** GIVEN PROBLEM **
Work through the records below and tally every line containing "Replay". Reply with the total alone.

** GIVEN DATA **
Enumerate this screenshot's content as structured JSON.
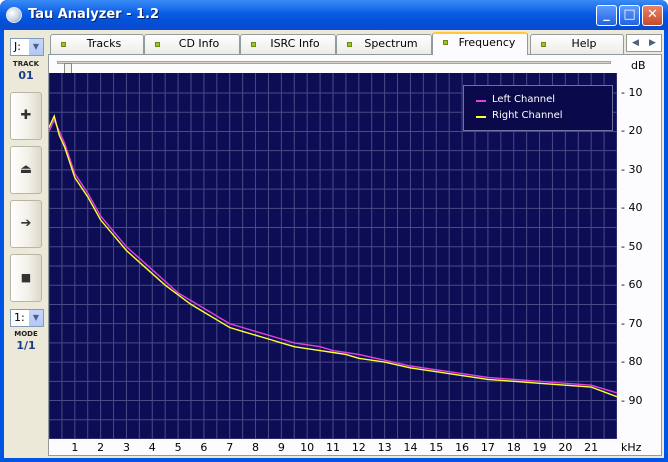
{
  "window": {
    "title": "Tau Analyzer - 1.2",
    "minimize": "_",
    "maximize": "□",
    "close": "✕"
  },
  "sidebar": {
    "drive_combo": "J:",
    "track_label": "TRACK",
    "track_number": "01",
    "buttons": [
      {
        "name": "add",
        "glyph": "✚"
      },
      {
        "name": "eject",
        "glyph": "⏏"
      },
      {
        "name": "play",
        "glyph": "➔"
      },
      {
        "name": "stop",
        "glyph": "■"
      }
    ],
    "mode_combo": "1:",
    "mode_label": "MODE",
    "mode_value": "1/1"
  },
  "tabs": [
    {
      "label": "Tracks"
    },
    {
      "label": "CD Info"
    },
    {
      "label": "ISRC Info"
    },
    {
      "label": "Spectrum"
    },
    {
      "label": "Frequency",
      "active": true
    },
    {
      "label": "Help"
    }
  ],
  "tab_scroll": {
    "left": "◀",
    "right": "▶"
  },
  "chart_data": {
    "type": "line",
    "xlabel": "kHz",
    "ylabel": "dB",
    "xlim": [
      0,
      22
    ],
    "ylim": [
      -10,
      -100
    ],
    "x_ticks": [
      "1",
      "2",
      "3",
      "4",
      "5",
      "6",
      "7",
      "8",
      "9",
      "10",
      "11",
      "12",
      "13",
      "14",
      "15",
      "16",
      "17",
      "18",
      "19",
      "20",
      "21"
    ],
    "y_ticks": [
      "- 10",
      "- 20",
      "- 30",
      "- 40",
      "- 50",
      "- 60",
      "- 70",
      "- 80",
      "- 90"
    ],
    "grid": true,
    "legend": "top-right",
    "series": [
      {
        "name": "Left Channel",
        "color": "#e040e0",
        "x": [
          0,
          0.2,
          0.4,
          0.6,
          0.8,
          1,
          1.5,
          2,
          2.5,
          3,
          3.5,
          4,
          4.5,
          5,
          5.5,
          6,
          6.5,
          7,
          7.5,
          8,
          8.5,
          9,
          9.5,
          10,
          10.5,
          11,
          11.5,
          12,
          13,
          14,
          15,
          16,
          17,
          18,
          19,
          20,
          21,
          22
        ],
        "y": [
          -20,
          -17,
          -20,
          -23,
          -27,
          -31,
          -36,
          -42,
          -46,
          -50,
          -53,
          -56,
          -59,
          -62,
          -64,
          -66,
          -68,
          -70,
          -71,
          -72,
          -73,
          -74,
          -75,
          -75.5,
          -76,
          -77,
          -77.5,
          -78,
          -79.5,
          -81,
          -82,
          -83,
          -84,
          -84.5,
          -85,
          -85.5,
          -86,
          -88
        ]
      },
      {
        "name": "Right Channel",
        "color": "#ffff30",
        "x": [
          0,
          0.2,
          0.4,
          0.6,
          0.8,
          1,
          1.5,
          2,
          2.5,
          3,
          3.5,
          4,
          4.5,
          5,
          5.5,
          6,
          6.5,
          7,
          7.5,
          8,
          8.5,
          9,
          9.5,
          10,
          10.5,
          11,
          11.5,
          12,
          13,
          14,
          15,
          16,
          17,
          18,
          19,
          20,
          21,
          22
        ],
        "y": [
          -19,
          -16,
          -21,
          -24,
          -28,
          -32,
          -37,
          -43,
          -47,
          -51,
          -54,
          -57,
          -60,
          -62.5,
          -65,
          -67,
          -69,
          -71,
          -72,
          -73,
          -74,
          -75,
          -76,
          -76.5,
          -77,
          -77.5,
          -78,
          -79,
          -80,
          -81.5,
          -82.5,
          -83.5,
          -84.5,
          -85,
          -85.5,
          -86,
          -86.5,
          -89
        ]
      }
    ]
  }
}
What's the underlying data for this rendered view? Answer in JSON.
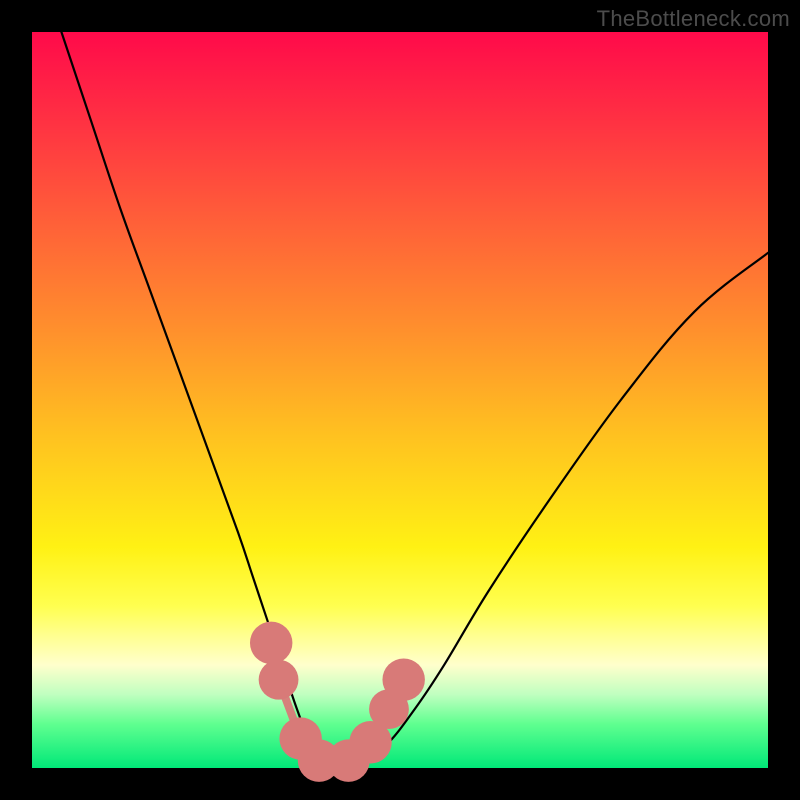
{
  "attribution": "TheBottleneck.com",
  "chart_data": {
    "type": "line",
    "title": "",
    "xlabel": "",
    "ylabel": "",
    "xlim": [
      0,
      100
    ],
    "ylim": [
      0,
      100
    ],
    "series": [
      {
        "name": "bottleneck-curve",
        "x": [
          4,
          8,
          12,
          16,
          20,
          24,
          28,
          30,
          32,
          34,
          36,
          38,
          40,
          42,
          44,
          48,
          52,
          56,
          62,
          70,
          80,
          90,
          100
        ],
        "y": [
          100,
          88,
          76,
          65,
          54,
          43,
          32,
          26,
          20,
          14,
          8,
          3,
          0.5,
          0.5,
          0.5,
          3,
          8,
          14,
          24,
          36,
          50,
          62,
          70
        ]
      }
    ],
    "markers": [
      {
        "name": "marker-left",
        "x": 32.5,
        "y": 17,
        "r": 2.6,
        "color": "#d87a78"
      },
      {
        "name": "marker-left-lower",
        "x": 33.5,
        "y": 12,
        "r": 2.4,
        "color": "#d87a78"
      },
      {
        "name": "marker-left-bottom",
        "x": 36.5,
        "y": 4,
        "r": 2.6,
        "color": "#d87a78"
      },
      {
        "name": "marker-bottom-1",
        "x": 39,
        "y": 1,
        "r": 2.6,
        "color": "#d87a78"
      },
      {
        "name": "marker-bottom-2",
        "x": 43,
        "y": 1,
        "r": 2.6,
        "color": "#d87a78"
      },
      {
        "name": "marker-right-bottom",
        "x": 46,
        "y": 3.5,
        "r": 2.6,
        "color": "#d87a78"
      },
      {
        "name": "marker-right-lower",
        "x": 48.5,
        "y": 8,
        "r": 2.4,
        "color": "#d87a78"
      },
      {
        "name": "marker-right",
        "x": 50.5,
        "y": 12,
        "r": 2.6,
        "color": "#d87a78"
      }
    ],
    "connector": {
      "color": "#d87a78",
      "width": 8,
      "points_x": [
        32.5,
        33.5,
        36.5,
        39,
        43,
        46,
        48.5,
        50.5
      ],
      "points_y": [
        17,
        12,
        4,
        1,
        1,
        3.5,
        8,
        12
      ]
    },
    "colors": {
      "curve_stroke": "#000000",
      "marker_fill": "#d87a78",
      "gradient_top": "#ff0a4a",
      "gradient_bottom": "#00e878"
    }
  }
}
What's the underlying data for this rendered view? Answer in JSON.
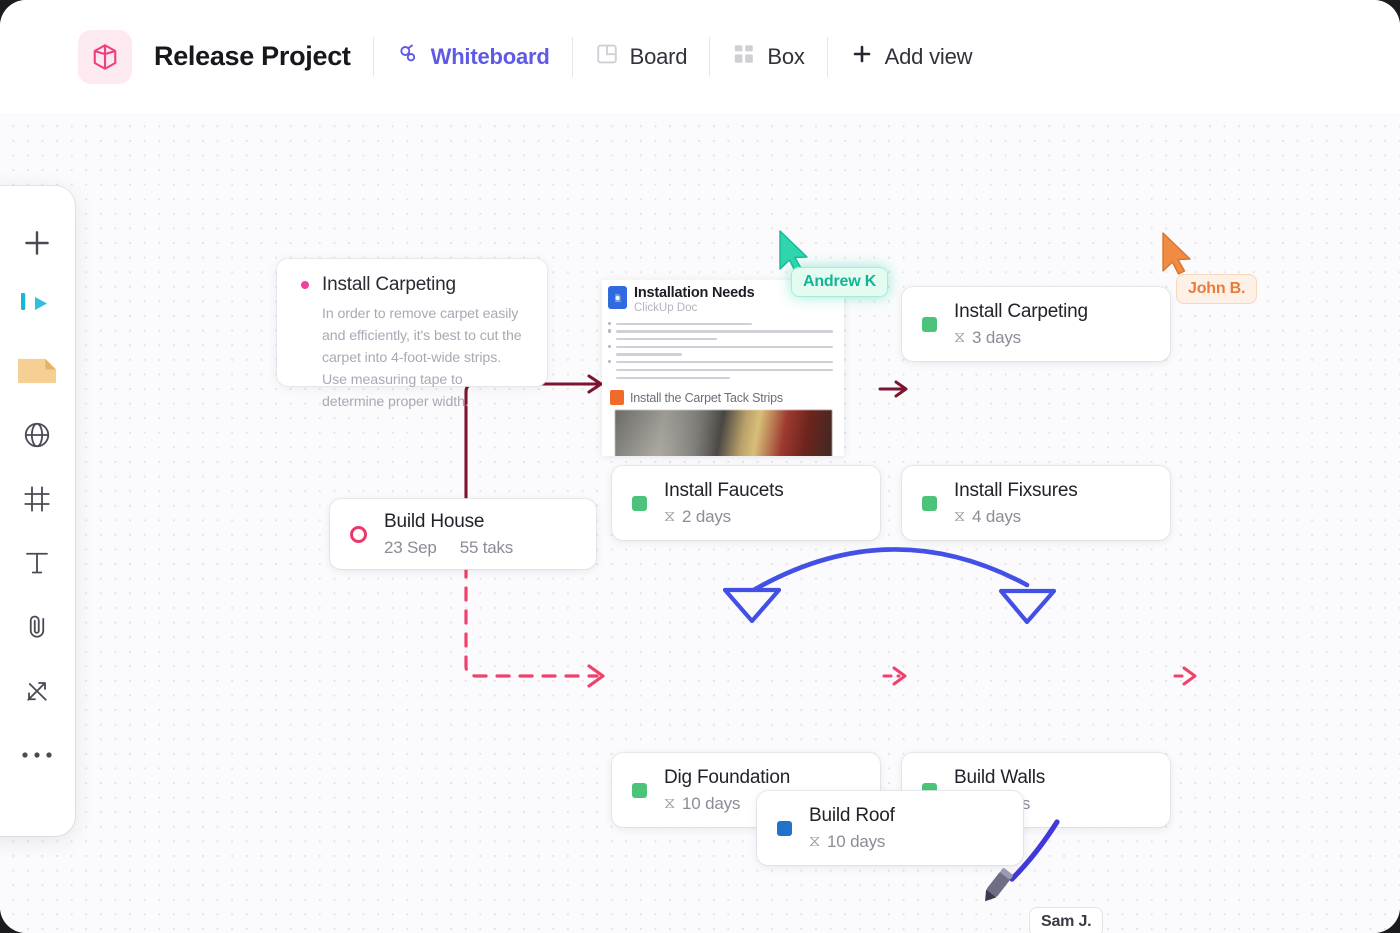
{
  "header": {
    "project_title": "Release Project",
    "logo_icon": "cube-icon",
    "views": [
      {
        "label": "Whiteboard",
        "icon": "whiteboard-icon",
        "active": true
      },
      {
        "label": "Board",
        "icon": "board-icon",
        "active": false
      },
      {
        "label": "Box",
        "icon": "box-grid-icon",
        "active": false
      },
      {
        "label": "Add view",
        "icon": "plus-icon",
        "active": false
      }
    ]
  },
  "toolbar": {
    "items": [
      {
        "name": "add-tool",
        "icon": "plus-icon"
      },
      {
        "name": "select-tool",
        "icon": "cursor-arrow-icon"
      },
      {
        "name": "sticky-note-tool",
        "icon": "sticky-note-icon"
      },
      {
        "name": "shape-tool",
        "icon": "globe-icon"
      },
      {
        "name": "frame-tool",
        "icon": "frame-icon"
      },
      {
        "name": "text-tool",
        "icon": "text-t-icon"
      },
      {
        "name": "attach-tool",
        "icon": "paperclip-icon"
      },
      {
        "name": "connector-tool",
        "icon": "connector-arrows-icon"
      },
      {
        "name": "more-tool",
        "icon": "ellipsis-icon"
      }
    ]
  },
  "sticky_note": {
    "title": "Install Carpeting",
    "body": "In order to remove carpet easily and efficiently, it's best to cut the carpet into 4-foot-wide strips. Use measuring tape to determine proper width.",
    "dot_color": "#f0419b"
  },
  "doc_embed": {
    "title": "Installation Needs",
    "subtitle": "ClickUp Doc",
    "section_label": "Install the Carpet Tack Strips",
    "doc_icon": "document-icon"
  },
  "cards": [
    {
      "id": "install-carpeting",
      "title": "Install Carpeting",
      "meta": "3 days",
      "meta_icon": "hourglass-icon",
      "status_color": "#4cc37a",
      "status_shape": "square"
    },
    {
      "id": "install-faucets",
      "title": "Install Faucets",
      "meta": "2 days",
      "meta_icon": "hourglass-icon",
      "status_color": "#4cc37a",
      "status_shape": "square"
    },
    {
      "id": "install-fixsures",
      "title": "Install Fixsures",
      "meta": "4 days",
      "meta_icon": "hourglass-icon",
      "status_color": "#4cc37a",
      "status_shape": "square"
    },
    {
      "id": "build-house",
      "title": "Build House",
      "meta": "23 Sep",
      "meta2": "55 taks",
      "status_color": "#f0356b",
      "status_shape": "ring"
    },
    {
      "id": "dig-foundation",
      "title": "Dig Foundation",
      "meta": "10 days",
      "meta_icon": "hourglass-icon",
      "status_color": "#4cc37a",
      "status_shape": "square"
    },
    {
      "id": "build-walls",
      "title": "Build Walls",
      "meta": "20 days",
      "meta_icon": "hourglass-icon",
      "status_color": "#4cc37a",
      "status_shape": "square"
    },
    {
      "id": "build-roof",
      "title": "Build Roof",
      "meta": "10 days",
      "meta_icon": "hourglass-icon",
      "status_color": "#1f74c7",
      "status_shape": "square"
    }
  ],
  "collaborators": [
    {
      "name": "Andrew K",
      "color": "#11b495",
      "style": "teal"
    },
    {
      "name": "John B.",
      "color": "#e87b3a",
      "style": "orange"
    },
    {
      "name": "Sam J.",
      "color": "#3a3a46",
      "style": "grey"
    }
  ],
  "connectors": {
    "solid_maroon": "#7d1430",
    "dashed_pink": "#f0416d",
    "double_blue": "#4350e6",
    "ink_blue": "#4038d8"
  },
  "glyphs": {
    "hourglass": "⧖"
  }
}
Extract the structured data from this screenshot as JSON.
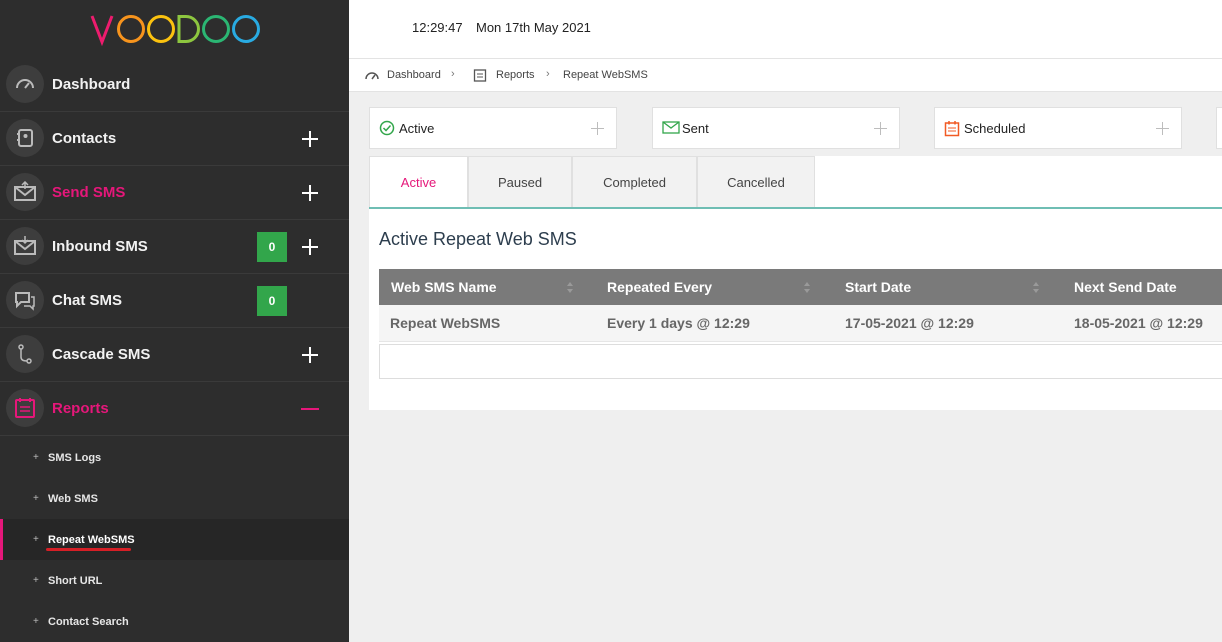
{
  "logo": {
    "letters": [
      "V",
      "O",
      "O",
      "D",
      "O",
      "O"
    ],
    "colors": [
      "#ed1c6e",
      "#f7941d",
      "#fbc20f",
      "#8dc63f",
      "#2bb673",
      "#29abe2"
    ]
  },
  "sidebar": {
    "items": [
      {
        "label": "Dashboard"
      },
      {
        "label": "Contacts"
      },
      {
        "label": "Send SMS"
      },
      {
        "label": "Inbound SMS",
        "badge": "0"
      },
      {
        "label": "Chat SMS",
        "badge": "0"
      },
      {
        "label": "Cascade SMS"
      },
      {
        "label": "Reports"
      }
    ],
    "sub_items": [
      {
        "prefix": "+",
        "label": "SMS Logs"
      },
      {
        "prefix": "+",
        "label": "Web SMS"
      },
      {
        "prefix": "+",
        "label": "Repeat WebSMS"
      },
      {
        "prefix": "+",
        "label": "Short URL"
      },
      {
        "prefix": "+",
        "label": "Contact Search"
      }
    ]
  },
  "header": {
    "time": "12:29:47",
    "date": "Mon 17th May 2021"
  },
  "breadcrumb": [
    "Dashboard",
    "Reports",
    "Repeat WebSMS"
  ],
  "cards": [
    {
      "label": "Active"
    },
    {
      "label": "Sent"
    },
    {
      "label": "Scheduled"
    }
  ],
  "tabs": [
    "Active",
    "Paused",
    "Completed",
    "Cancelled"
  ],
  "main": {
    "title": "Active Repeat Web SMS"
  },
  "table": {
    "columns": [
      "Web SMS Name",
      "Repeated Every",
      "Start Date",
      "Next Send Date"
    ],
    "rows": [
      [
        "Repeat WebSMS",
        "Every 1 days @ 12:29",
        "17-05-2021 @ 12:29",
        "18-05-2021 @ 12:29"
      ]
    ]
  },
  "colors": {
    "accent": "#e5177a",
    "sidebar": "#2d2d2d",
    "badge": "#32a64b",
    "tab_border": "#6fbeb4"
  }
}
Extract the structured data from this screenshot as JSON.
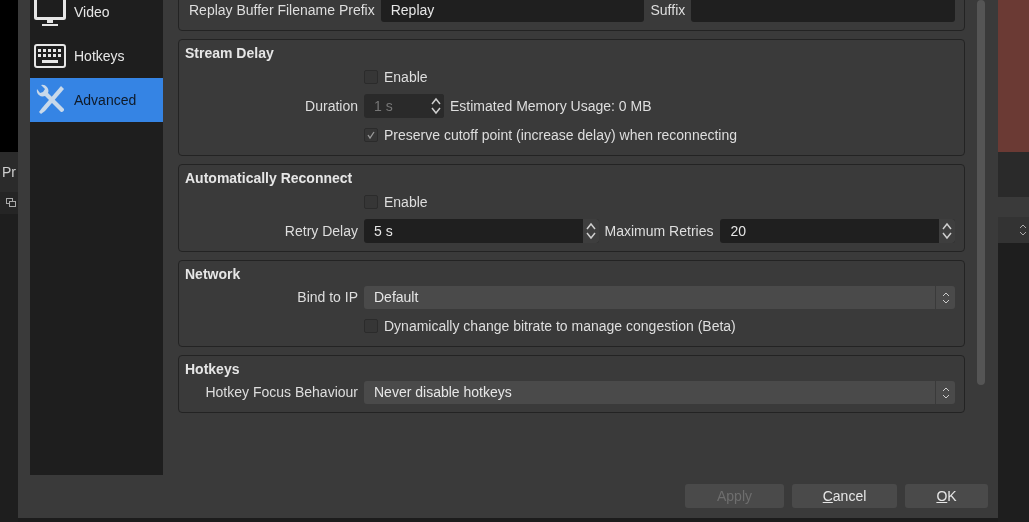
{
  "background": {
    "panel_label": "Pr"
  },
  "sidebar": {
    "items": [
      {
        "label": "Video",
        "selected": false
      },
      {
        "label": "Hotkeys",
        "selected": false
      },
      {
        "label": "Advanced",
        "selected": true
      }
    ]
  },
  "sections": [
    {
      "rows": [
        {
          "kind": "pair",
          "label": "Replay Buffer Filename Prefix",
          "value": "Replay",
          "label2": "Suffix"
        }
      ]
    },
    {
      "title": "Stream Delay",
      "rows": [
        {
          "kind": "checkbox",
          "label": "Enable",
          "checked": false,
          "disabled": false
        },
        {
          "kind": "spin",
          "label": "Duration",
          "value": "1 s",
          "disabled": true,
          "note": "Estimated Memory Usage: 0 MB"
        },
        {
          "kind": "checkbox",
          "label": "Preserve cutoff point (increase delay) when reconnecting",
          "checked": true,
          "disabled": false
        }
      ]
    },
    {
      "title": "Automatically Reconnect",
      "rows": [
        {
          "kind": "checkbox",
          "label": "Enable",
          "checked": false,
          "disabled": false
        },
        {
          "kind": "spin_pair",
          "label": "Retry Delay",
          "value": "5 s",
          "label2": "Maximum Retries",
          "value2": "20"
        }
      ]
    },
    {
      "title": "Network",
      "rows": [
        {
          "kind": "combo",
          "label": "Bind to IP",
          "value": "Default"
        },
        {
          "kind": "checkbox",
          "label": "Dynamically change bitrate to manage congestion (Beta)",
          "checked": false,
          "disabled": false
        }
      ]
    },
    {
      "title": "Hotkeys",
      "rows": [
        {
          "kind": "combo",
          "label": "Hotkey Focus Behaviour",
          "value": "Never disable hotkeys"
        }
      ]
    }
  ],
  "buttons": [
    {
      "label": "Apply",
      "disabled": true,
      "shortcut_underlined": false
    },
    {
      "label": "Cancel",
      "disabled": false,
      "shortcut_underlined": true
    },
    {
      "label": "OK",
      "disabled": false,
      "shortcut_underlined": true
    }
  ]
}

** RESPONSE BELOW **
2